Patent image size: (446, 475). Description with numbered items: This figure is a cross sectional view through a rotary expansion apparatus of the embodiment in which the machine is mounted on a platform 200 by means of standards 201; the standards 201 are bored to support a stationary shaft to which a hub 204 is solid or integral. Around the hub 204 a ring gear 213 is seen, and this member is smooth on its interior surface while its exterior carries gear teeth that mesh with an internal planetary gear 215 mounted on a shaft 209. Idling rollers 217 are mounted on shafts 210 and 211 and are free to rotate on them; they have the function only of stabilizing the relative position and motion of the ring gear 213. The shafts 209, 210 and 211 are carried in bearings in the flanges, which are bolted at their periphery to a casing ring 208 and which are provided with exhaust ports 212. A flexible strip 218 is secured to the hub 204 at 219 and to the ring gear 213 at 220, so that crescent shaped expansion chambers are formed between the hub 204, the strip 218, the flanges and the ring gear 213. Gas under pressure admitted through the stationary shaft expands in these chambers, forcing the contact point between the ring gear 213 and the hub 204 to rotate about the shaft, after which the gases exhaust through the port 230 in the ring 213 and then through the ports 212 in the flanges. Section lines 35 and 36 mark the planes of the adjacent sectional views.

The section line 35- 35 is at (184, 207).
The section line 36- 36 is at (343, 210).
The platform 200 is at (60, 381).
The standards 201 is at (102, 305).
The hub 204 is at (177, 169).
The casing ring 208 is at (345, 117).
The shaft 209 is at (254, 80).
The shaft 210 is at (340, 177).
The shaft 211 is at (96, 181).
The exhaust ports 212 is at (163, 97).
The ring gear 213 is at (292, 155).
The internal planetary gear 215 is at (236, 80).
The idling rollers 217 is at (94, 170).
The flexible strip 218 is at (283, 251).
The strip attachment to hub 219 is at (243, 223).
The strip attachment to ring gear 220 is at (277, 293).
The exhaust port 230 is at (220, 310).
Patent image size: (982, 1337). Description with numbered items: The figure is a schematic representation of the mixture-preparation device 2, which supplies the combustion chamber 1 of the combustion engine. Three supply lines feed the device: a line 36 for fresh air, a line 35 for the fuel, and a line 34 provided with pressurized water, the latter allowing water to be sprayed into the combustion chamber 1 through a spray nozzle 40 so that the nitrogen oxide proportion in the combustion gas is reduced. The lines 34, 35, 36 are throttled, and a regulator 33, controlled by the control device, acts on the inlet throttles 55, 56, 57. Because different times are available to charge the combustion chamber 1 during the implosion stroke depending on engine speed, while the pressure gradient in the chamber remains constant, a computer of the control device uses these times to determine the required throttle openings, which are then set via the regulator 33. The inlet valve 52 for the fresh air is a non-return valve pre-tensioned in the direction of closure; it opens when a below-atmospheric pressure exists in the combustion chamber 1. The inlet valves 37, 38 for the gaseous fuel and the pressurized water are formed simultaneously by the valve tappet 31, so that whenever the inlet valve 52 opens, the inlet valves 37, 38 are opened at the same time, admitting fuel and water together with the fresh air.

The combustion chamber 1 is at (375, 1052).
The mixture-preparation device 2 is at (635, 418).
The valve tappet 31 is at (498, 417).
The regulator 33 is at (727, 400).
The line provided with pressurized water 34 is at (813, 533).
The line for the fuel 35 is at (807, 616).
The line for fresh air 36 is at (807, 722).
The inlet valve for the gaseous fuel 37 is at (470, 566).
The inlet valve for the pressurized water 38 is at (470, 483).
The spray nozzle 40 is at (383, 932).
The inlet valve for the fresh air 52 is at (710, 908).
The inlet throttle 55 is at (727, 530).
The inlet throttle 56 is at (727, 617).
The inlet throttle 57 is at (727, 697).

========

- _Required task_
Reproduce every line of the material above word for word, with no changes.

- _Answer to this exercise_
Patent image size: (446, 475). Description with numbered items: This figure is a cross sectional view through a rotary expansion apparatus of the embodiment in which the machine is mounted on a platform 200 by means of standards 201; the standards 201 are bored to support a stationary shaft to which a hub 204 is solid or integral. Around the hub 204 a ring gear 213 is seen, and this member is smooth on its interior surface while its exterior carries gear teeth that mesh with an internal planetary gear 215 mounted on a shaft 209. Idling rollers 217 are mounted on shafts 210 and 211 and are free to rotate on them; they have the function only of stabilizing the relative position and motion of the ring gear 213. The shafts 209, 210 and 211 are carried in bearings in the flanges, which are bolted at their periphery to a casing ring 208 and which are provided with exhaust ports 212. A flexible strip 218 is secured to the hub 204 at 219 and to the ring gear 213 at 220, so that crescent shaped expansion chambers are formed between the hub 204, the strip 218, the flanges and the ring gear 213. Gas under pressure admitted through the stationary shaft expands in these chambers, forcing the contact point between the ring gear 213 and the hub 204 to rotate about the shaft, after which the gases exhaust through the port 230 in the ring 213 and then through the ports 212 in the flanges. Section lines 35 and 36 mark the planes of the adjacent sectional views.

The section line 35- 35 is at (184, 207).
The section line 36- 36 is at (343, 210).
The platform 200 is at (60, 381).
The standards 201 is at (102, 305).
The hub 204 is at (177, 169).
The casing ring 208 is at (345, 117).
The shaft 209 is at (254, 80).
The shaft 210 is at (340, 177).
The shaft 211 is at (96, 181).
The exhaust ports 212 is at (163, 97).
The ring gear 213 is at (292, 155).
The internal planetary gear 215 is at (236, 80).
The idling rollers 217 is at (94, 170).
The flexible strip 218 is at (283, 251).
The strip attachment to hub 219 is at (243, 223).
The strip attachment to ring gear 220 is at (277, 293).
The exhaust port 230 is at (220, 310).
Patent image size: (982, 1337). Description with numbered items: The figure is a schematic representation of the mixture-preparation device 2, which supplies the combustion chamber 1 of the combustion engine. Three supply lines feed the device: a line 36 for fresh air, a line 35 for the fuel, and a line 34 provided with pressurized water, the latter allowing water to be sprayed into the combustion chamber 1 through a spray nozzle 40 so that the nitrogen oxide proportion in the combustion gas is reduced. The lines 34, 35, 36 are throttled, and a regulator 33, controlled by the control device, acts on the inlet throttles 55, 56, 57. Because different times are available to charge the combustion chamber 1 during the implosion stroke depending on engine speed, while the pressure gradient in the chamber remains constant, a computer of the control device uses these times to determine the required throttle openings, which are then set via the regulator 33. The inlet valve 52 for the fresh air is a non-return valve pre-tensioned in the direction of closure; it opens when a below-atmospheric pressure exists in the combustion chamber 1. The inlet valves 37, 38 for the gaseous fuel and the pressurized water are formed simultaneously by the valve tappet 31, so that whenever the inlet valve 52 opens, the inlet valves 37, 38 are opened at the same time, admitting fuel and water together with the fresh air.

The combustion chamber 1 is at (375, 1052).
The mixture-preparation device 2 is at (635, 418).
The valve tappet 31 is at (498, 417).
The regulator 33 is at (727, 400).
The line provided with pressurized water 34 is at (813, 533).
The line for the fuel 35 is at (807, 616).
The line for fresh air 36 is at (807, 722).
The inlet valve for the gaseous fuel 37 is at (470, 566).
The inlet valve for the pressurized water 38 is at (470, 483).
The spray nozzle 40 is at (383, 932).
The inlet valve for the fresh air 52 is at (710, 908).
The inlet throttle 55 is at (727, 530).
The inlet throttle 56 is at (727, 617).
The inlet throttle 57 is at (727, 697).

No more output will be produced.